--- Start ---

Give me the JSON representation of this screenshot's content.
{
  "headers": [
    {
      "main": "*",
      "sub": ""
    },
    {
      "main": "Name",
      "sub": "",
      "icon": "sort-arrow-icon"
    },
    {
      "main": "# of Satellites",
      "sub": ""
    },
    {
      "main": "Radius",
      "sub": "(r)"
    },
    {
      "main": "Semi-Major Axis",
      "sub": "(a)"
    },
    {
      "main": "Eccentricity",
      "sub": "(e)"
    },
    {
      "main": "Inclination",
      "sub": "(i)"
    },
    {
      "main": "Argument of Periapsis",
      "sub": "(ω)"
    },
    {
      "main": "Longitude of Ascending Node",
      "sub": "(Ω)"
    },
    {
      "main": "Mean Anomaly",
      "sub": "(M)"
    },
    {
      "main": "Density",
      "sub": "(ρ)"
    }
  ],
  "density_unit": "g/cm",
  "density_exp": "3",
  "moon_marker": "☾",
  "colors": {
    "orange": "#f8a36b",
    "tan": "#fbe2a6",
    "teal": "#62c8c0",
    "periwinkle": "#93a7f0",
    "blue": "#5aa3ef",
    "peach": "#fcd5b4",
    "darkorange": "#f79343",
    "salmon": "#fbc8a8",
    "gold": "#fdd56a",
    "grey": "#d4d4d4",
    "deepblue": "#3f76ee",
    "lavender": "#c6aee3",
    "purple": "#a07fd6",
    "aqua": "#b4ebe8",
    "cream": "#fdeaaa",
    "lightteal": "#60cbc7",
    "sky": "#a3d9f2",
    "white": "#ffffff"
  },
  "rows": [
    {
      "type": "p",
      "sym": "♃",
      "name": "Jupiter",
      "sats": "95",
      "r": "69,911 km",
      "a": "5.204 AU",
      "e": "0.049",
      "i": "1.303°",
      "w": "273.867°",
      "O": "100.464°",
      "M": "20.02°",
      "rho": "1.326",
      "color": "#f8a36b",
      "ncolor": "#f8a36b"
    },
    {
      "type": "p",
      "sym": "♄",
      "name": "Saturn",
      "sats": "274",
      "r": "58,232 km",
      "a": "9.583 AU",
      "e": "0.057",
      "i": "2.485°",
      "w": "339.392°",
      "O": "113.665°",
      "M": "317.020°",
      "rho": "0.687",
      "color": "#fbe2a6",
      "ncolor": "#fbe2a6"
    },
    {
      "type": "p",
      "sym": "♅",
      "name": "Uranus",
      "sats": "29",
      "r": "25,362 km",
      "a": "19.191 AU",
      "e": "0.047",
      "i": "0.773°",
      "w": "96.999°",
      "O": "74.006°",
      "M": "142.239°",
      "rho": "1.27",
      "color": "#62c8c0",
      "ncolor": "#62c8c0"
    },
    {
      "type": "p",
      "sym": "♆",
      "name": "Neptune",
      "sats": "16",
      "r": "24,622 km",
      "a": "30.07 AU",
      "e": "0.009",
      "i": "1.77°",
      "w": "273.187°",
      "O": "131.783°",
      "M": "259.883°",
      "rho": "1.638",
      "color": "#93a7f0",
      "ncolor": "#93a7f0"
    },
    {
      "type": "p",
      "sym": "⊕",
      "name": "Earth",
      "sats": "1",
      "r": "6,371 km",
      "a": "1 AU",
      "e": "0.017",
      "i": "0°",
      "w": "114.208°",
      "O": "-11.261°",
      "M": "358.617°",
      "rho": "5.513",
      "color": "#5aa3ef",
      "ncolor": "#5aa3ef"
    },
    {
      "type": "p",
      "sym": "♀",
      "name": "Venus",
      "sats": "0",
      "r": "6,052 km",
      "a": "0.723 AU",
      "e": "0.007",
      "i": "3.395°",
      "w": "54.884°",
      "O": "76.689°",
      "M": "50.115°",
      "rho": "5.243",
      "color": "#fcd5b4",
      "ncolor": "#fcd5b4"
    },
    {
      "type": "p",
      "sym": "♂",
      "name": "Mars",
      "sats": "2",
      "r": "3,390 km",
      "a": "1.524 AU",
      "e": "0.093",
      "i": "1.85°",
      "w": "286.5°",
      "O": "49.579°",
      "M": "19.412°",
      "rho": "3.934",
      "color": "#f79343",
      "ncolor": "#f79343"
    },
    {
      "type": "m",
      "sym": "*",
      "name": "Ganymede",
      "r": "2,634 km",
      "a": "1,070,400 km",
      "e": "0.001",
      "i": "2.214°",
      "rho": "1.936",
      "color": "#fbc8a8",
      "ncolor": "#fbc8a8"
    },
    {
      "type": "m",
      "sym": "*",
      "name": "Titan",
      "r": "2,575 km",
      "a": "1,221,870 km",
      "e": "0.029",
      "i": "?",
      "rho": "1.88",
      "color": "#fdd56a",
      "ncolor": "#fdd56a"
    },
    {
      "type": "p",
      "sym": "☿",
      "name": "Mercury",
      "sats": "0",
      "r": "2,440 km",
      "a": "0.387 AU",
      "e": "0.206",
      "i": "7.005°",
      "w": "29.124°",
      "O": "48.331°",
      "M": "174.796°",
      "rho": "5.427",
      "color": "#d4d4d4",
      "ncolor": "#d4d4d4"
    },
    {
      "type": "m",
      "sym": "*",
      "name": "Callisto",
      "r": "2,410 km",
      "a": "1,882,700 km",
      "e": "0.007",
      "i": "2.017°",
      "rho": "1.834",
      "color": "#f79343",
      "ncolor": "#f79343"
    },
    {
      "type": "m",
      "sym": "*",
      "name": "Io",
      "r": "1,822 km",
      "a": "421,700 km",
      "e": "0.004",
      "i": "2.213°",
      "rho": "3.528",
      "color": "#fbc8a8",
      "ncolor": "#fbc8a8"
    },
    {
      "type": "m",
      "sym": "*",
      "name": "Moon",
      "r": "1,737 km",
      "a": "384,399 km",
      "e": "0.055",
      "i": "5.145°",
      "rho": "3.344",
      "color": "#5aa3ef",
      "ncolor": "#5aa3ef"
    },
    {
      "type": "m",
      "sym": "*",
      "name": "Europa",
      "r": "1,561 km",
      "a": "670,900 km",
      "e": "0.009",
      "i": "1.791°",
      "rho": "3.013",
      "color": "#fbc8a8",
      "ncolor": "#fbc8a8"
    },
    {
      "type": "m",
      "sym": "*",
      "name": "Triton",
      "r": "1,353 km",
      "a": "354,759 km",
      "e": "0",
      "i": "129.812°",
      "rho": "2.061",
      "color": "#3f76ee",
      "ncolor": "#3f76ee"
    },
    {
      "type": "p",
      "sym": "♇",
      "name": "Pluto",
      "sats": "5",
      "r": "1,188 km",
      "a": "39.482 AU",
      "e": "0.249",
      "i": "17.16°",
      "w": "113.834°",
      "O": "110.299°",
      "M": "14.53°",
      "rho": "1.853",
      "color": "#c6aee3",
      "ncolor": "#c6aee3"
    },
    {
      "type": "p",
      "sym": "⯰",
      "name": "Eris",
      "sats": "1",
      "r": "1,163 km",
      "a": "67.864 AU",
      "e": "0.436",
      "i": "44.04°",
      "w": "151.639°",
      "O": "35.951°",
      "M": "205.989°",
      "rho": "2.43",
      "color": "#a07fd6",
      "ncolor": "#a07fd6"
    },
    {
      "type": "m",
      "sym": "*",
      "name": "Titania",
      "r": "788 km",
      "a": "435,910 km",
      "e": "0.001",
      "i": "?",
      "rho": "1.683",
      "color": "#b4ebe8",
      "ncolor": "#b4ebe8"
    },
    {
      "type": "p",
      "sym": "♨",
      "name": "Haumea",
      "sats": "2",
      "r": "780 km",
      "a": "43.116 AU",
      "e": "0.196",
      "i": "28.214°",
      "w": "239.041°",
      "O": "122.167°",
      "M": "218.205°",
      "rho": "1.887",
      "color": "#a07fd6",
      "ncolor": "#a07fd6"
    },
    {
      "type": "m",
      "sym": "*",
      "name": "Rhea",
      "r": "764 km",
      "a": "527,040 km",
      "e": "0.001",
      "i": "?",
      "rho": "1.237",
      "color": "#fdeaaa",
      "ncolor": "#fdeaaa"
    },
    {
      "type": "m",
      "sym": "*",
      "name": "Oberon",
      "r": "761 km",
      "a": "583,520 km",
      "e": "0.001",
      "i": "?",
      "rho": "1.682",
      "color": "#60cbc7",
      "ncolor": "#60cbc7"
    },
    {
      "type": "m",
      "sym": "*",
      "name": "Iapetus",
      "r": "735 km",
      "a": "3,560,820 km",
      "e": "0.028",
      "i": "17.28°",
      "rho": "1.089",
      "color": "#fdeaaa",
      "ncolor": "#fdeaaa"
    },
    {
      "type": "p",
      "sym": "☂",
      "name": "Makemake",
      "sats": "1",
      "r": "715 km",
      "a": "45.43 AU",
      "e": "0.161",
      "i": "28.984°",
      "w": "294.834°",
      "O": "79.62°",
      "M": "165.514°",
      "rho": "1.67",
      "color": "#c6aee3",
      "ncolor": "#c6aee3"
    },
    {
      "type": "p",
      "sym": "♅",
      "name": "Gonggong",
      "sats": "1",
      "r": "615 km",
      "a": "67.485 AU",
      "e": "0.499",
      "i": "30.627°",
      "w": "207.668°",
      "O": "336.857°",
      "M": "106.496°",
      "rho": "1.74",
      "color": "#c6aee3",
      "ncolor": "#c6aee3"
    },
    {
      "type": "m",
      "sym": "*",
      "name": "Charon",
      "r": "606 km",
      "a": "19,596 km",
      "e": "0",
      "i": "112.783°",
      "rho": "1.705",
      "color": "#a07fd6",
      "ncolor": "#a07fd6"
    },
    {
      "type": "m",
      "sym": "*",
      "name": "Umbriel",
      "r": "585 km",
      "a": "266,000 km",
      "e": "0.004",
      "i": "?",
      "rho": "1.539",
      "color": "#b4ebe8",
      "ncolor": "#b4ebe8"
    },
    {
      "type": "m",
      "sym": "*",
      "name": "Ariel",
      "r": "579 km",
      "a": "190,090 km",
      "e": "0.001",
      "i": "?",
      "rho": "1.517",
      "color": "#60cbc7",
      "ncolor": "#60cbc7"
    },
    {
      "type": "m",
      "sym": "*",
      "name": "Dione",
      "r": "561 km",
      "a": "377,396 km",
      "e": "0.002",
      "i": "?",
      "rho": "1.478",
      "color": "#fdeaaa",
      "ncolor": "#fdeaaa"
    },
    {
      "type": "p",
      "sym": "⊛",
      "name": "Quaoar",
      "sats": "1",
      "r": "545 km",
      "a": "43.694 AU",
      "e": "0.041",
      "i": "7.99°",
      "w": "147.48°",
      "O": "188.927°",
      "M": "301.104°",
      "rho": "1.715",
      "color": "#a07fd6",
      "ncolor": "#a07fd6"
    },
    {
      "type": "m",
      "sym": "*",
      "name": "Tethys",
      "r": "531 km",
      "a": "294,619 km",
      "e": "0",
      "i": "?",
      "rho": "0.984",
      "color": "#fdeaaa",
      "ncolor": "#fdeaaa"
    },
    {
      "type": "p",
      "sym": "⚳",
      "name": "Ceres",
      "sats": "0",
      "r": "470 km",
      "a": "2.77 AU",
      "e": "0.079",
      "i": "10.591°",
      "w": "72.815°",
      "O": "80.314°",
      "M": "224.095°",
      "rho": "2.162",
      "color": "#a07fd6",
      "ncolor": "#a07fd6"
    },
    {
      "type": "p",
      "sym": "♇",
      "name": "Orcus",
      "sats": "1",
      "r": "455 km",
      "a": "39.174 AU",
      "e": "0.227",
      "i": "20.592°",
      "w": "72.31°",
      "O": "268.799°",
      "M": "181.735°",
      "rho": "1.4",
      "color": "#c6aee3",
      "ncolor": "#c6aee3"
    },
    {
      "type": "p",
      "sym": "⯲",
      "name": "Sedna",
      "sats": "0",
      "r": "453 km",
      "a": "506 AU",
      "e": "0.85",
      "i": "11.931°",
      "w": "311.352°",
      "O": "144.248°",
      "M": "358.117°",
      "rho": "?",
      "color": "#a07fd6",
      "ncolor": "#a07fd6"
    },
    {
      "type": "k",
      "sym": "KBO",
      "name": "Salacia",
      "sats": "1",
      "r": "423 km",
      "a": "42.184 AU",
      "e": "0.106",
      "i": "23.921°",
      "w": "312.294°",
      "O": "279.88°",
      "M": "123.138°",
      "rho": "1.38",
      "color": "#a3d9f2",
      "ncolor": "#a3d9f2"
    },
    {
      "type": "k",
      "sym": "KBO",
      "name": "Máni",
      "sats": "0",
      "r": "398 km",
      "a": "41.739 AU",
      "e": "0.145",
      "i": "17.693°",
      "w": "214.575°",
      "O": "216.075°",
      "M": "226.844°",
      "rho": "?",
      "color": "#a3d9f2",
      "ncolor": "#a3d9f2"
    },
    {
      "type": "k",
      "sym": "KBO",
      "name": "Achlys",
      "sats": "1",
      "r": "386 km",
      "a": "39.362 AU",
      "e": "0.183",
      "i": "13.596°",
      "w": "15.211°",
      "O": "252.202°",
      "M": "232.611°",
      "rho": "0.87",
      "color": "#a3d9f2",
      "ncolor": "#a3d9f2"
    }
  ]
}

--- End ---

GIVEN PROBLEM | Scan the entries above. Copy each line that has the string "main".

SOLVED EXERCISE |
      "main": "*",
      "main": "Name",
      "main": "# of Satellites",
      "main": "Radius",
      "main": "Semi-Major Axis",
      "main": "Eccentricity",
      "main": "Inclination",
      "main": "Argument of Periapsis",
      "main": "Longitude of Ascending Node",
      "main": "Mean Anomaly",
      "main": "Density",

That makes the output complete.